SOURCE DOCUMENT →
/---

Scot Graden, superintendent for Saline’s schools, says that when it came to the annual unit on the human body, the podcasts were a hit. “The students were more engaged with the content than they had been in the past,” he says. The reason? Greenwald believes that podcasting helps students distill crucial parts of any lesson. “It allows kids to choose what they think is important and share it with other people.”
1. INVEST IN DECENT COMPUTER MICROPHONES. Most computers have built-in mics, but ambient classroom noise can make these difficult to use and result in poor sound quality. Fortunately, headsets with microphones can cost as little as $6 online.
2. CHOOSE GOOD SOFTWARE. Apple computers come with GarageBand software, which is great for recording and editing podcasts. Windows Vista computers come with Sound Recorder software for recording and Windows Movie Maker for editing. Another option for Windows users is to download free audio-editing software like Audacity.
3. DON’T FORGET THE MUSIC. Like most radio programs, podcasts often start with music or a theme song. Some students may record original music for their podcasts, but royalty-free or Creative Commons licensed music is easy to find online. Search for it on GarageBand.com (no relation to Apple’s GarageBand software) and PodSafeAudio.com.
4. TAKE AN EDITING TUTORIAL. The Web is full of podcast-editing tutorials—some are even in podcast form. A search for “podcasting in the classroom” or “podcasting for teachers” on iTunes reveals several good audio and video podcasts. Check out the illustrated video series Podcasting, from Learning and Teaching Scotland. Classroom 2.0 and Education.Ning.com are great places to connect with other teachers about podcasting strategies.

\---

DATA UNDER STUDY →
/---

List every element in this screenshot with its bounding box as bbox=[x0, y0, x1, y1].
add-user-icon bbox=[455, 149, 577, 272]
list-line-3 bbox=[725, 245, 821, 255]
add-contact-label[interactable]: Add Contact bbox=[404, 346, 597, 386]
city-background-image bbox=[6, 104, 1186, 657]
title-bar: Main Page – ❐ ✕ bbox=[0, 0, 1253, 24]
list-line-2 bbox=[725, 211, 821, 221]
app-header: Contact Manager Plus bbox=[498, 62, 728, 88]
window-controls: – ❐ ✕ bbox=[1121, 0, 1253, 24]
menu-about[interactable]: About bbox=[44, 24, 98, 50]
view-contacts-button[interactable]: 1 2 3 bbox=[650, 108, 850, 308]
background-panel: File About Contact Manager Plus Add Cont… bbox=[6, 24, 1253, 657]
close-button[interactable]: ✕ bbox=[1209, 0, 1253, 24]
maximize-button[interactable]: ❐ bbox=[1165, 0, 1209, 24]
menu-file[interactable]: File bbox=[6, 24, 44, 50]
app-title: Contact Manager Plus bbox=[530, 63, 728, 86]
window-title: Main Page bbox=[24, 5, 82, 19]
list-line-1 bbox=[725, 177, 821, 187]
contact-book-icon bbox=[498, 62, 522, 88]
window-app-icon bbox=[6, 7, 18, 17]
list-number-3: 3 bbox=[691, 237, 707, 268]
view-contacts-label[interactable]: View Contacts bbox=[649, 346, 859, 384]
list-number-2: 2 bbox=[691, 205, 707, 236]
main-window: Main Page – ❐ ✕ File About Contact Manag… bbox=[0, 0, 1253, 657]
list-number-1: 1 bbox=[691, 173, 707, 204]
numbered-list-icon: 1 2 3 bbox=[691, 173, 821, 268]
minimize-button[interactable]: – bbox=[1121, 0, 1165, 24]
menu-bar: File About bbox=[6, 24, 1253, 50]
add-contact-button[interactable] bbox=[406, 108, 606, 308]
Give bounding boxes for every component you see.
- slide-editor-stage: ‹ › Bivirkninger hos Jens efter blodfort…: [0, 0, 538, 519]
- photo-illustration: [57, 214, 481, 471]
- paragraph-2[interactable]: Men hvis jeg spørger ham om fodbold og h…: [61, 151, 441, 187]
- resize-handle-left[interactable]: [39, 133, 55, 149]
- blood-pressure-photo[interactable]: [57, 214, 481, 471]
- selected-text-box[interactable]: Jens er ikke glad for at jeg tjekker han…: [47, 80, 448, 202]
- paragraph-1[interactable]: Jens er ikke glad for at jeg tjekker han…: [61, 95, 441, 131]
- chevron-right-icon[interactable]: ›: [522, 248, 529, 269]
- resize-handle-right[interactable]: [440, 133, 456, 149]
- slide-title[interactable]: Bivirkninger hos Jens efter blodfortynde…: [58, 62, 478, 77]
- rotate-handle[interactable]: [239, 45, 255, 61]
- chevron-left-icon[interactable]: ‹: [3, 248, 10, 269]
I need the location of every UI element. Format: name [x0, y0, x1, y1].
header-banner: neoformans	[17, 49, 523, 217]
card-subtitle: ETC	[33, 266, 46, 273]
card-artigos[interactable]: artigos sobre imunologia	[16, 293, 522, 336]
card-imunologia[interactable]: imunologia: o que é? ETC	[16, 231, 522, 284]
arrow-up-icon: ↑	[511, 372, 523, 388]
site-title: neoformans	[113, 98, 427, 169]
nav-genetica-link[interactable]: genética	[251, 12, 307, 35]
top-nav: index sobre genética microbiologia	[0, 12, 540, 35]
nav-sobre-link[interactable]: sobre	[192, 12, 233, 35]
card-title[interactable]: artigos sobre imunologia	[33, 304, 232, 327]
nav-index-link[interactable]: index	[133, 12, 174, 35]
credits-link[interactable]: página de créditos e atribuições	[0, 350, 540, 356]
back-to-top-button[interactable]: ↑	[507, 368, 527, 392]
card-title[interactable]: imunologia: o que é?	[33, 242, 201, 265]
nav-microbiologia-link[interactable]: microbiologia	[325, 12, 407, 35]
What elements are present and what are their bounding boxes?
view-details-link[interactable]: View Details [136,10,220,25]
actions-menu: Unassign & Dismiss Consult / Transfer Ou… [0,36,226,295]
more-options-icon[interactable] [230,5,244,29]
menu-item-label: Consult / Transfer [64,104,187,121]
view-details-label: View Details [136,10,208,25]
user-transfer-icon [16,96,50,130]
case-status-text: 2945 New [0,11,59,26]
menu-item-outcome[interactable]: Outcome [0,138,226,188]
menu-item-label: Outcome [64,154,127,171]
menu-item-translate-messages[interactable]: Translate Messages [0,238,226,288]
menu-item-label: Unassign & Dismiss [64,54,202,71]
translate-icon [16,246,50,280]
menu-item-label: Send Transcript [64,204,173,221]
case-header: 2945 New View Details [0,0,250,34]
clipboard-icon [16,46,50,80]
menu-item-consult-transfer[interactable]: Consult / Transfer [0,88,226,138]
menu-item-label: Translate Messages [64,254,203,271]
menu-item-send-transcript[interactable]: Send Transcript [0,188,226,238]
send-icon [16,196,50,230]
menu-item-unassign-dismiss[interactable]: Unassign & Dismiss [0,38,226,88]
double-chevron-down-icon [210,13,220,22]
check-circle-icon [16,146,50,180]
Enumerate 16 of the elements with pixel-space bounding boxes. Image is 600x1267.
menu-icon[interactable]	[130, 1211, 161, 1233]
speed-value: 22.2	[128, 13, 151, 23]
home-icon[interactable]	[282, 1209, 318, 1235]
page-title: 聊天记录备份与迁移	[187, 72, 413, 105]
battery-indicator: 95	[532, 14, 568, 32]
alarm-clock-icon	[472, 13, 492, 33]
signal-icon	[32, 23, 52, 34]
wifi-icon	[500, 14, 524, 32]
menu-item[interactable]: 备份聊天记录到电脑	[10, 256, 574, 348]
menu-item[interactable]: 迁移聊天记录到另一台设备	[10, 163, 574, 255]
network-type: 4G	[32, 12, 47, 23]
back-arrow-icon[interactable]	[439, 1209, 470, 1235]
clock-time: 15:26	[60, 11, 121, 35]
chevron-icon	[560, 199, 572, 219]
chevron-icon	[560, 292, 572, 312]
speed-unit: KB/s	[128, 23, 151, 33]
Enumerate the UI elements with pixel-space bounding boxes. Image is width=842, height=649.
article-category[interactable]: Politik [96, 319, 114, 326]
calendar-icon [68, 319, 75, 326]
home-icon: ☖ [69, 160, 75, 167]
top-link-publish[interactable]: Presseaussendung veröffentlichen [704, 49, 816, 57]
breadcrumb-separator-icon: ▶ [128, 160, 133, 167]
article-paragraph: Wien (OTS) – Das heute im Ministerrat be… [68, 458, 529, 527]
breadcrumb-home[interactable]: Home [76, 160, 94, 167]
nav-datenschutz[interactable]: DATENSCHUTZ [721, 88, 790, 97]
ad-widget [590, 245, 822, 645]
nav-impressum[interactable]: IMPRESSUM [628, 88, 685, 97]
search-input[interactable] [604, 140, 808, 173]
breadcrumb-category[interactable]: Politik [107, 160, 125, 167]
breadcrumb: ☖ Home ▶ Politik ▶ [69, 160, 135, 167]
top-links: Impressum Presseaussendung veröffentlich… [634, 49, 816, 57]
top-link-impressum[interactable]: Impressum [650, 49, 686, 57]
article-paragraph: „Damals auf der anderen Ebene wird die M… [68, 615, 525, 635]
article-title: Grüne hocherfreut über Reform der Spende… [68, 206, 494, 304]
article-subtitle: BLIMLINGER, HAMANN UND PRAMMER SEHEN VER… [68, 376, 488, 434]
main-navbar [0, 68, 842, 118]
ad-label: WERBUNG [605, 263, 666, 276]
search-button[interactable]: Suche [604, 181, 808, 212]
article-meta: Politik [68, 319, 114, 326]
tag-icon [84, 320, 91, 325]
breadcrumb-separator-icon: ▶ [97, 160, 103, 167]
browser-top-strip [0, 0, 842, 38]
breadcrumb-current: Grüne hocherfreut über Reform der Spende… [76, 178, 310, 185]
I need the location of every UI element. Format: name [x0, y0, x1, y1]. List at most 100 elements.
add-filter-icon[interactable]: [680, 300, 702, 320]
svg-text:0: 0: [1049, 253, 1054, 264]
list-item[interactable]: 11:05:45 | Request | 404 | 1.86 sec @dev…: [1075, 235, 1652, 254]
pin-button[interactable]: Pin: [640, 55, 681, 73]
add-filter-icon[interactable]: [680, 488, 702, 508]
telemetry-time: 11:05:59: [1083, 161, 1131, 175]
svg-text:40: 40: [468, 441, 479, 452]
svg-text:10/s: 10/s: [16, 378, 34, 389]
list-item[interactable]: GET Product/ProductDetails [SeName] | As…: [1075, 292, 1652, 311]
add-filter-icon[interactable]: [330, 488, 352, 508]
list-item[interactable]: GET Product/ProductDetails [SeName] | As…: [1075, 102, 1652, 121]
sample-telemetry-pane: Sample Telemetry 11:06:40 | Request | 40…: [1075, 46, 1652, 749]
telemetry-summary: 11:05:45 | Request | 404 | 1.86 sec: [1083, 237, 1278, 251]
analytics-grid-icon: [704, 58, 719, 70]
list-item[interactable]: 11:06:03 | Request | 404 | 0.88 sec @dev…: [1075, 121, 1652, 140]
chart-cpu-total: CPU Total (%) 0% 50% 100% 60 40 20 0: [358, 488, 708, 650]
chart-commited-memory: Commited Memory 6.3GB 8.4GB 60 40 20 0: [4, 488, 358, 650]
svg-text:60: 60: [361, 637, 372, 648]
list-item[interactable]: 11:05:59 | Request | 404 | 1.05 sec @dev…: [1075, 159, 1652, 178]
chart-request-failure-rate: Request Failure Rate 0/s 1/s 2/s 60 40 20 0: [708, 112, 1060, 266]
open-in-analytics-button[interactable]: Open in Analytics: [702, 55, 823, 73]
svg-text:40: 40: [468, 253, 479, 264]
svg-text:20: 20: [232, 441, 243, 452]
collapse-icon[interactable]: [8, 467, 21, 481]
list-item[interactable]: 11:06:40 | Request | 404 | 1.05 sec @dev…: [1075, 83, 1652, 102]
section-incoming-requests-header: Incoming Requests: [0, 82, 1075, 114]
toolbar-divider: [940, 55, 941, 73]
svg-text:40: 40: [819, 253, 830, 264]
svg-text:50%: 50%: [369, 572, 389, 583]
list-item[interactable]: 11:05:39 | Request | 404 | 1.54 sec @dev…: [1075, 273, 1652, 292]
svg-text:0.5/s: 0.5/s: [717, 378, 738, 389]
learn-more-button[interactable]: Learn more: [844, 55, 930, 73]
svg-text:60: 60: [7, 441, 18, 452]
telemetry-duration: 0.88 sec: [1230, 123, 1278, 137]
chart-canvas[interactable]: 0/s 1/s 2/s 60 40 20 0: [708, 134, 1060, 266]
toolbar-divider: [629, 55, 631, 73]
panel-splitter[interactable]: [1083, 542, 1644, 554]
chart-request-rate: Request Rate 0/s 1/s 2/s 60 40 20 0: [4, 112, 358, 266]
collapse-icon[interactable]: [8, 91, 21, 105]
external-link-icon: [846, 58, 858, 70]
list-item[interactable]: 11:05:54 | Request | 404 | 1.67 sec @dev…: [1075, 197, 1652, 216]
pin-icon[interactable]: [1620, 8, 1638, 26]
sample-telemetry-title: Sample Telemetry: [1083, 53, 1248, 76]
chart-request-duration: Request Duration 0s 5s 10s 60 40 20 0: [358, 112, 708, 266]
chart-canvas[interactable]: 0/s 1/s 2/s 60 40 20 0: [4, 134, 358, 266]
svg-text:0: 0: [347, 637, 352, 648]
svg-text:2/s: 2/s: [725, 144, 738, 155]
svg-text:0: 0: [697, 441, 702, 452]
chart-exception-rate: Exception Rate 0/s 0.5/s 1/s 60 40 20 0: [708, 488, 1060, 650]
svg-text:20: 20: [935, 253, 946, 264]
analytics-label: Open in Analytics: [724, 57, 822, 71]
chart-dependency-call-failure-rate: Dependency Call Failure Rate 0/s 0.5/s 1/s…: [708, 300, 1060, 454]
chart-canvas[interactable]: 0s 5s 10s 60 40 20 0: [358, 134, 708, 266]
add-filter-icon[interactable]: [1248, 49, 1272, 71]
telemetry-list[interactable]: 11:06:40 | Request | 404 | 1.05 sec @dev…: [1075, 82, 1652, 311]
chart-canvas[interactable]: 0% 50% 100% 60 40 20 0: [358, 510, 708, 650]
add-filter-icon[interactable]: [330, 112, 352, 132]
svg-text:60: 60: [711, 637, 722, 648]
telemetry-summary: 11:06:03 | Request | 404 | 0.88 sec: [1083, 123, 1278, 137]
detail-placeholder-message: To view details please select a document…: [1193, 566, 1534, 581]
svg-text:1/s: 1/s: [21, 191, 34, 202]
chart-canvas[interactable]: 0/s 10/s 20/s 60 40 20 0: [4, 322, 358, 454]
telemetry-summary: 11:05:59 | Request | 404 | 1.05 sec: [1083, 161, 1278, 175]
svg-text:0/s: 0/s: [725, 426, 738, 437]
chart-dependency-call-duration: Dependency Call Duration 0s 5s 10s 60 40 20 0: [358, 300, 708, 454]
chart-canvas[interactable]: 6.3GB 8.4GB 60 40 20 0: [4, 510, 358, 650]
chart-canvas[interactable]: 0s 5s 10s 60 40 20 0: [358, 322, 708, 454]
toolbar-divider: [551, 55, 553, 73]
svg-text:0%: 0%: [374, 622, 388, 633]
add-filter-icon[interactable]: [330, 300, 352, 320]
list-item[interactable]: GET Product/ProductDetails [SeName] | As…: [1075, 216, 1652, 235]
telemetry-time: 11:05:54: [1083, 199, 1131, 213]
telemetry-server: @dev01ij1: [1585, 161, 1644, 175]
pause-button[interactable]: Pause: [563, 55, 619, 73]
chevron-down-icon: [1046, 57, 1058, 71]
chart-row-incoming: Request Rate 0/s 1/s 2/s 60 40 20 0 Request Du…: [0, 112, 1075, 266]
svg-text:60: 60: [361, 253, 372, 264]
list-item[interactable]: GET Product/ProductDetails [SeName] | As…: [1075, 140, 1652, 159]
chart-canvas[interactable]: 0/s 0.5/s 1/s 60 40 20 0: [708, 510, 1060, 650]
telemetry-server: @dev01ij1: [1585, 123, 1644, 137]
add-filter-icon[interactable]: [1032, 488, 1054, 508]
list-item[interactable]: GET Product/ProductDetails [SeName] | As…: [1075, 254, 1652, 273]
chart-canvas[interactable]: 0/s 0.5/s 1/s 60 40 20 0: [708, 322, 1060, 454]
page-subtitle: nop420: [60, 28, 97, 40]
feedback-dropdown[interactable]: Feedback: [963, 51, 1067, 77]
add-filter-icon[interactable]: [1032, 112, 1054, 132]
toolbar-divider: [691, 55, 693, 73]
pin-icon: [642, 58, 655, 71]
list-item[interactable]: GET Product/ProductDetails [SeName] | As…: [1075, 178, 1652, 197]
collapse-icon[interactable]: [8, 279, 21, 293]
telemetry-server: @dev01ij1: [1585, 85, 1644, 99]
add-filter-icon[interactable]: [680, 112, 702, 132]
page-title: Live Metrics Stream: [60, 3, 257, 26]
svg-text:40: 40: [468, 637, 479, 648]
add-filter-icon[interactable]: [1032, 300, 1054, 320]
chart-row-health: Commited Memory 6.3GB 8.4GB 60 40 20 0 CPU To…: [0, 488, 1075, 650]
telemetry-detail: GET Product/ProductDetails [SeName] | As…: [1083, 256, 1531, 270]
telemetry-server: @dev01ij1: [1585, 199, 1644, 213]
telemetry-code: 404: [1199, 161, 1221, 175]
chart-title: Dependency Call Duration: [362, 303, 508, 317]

\---

EXERCISE OBJECTIVE →
Copy out the whole text on classroom podcasting exactly as it appears above, from start to finish.

WRITTEN RESPONSE →
Scot Graden, superintendent for Saline’s schools, says that when it came to the annual unit on the human body, the podcasts were a hit. “The students were more engaged with the content than they had been in the past,” he says. The reason? Greenwald believes that podcasting helps students distill crucial parts of any lesson. “It allows kids to choose what they think is important and share it with other people.”
1. INVEST IN DECENT COMPUTER MICROPHONES. Most computers have built-in mics, but ambient classroom noise can make these difficult to use and result in poor sound quality. Fortunately, headsets with microphones can cost as little as $6 online.
2. CHOOSE GOOD SOFTWARE. Apple computers come with GarageBand software, which is great for recording and editing podcasts. Windows Vista computers come with Sound Recorder software for recording and Windows Movie Maker for editing. Another option for Windows users is to download free audio-editing software like Audacity.
3. DON’T FORGET THE MUSIC. Like most radio programs, podcasts often start with music or a theme song. Some students may record original music for their podcasts, but royalty-free or Creative Commons licensed music is easy to find online. Search for it on GarageBand.com (no relation to Apple’s GarageBand software) and PodSafeAudio.com.
4. TAKE AN EDITING TUTORIAL. The Web is full of podcast-editing tutorials—some are even in podcast form. A search for “podcasting in the classroom” or “podcasting for teachers” on iTunes reveals several good audio and video podcasts. Check out the illustrated video series Podcasting, from Learning and Teaching Scotland. Classroom 2.0 and Education.Ning.com are great places to connect with other teachers about podcasting strategies.